== Given data ==
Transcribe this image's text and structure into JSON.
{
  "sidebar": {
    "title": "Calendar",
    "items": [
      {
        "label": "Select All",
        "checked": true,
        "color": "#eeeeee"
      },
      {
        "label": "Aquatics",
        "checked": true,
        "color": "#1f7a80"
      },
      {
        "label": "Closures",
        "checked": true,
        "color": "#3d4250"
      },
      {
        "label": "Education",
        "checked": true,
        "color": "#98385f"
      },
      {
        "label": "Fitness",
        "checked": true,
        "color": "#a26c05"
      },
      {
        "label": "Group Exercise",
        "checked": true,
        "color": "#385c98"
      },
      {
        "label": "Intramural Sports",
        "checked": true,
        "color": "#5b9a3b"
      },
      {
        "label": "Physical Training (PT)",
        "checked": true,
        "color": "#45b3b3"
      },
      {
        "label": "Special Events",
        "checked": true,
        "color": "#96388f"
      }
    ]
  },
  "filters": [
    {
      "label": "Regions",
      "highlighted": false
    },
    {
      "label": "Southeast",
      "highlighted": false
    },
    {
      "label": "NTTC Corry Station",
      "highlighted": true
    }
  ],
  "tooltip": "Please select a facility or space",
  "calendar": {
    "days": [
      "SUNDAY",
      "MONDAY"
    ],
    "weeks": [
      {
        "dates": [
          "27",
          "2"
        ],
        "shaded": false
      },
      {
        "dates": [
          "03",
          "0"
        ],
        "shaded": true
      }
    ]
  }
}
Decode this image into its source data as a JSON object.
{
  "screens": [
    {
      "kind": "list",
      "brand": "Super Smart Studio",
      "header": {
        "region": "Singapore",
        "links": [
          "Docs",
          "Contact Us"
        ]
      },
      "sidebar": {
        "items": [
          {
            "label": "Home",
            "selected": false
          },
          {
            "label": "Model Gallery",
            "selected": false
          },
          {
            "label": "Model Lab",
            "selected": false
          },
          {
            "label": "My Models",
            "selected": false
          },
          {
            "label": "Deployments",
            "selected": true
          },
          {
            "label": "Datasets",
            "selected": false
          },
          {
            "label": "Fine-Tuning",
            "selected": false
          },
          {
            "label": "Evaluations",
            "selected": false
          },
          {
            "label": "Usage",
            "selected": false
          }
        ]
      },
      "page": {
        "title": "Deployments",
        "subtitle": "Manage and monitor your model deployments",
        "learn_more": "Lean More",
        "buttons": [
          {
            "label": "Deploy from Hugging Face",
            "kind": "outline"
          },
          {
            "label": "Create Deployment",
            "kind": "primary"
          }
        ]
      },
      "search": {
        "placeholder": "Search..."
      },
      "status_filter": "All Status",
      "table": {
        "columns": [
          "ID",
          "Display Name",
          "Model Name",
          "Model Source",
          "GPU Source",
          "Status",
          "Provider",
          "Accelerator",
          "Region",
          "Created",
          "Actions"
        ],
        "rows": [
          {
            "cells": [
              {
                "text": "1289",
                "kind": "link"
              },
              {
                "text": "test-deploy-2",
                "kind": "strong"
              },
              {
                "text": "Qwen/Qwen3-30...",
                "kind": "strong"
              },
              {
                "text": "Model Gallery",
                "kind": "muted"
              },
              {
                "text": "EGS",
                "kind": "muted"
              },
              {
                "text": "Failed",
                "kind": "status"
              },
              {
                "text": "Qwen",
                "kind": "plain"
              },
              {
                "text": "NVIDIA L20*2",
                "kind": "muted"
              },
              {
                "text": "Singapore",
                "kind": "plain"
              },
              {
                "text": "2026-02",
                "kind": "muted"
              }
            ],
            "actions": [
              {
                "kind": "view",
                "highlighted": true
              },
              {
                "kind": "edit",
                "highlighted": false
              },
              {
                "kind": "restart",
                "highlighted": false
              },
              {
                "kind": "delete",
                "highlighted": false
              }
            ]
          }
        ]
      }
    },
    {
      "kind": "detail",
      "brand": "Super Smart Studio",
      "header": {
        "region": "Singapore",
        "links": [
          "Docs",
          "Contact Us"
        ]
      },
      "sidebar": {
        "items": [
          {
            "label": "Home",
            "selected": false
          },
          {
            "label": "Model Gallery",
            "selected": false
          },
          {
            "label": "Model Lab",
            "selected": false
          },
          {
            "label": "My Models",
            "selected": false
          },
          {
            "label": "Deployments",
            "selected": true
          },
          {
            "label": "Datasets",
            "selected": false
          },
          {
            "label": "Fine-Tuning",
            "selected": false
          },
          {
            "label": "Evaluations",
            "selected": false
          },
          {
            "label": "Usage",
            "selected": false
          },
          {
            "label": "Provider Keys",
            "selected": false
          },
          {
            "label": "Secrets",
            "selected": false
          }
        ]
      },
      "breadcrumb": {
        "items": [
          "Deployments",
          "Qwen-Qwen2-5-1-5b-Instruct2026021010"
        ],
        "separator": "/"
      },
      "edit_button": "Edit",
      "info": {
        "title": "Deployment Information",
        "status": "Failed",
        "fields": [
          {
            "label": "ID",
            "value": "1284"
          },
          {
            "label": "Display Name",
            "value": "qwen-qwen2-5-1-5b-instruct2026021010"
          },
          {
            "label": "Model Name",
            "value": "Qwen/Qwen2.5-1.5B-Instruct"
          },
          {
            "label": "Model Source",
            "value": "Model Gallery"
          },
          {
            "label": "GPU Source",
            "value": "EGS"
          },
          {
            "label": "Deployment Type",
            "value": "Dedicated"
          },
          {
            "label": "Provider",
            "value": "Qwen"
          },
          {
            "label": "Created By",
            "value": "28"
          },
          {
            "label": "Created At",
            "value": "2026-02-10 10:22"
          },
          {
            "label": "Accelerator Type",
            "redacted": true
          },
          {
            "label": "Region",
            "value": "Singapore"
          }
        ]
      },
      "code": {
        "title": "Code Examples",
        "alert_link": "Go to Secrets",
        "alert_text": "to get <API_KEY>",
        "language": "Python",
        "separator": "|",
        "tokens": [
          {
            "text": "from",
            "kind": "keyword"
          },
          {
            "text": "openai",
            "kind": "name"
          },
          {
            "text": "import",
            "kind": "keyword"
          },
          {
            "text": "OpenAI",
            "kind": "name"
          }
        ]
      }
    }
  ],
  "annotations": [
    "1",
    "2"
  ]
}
===
Problem statement: All lines of the data above that include the word "value" must be shown.

Expected answer:
            "value": "1284"
            "value": "qwen-qwen2-5-1-5b-instruct2026021010"
            "value": "Qwen/Qwen2.5-1.5B-Instruct"
            "value": "Model Gallery"
            "value": "EGS"
            "value": "Dedicated"
            "value": "Qwen"
            "value": "28"
            "value": "2026-02-10 10:22"
            "value": "Singapore"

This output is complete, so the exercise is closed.